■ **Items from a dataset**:
↓↓↓
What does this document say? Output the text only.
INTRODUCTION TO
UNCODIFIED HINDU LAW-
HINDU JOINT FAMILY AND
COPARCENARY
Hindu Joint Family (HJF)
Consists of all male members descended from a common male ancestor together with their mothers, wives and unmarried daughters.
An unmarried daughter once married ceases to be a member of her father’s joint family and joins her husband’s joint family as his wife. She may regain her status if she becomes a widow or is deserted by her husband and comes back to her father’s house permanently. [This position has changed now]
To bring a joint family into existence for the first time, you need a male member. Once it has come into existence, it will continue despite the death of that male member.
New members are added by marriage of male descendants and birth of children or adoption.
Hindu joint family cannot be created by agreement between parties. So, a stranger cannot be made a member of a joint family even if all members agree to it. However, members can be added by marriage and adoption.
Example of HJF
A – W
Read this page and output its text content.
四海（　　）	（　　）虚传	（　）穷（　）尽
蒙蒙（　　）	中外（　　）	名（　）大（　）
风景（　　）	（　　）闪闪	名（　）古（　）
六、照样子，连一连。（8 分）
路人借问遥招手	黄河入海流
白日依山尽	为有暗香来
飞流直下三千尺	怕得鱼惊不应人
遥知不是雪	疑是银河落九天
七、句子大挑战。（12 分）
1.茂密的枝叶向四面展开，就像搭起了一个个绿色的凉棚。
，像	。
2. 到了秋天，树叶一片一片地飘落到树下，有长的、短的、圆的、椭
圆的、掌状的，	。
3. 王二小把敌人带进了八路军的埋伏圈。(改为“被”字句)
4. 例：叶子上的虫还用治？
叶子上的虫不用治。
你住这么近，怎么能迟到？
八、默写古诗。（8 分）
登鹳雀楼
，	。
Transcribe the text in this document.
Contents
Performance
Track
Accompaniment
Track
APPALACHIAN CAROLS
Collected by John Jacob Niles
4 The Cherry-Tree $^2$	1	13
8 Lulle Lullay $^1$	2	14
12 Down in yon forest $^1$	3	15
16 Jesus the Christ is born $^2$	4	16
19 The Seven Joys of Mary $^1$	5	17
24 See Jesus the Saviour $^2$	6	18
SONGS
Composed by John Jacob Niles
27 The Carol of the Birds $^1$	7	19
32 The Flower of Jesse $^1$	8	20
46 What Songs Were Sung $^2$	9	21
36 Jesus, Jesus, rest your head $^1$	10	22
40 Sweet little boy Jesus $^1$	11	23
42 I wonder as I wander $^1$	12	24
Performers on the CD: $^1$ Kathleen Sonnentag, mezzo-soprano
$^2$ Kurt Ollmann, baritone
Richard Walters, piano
↑↑↑
■ **GIVEN PROBLEM**: Each line of the material above either contains the word "John" or does not; state how many do, and nothing else.

■ **RESULT OF THE TASK**: 2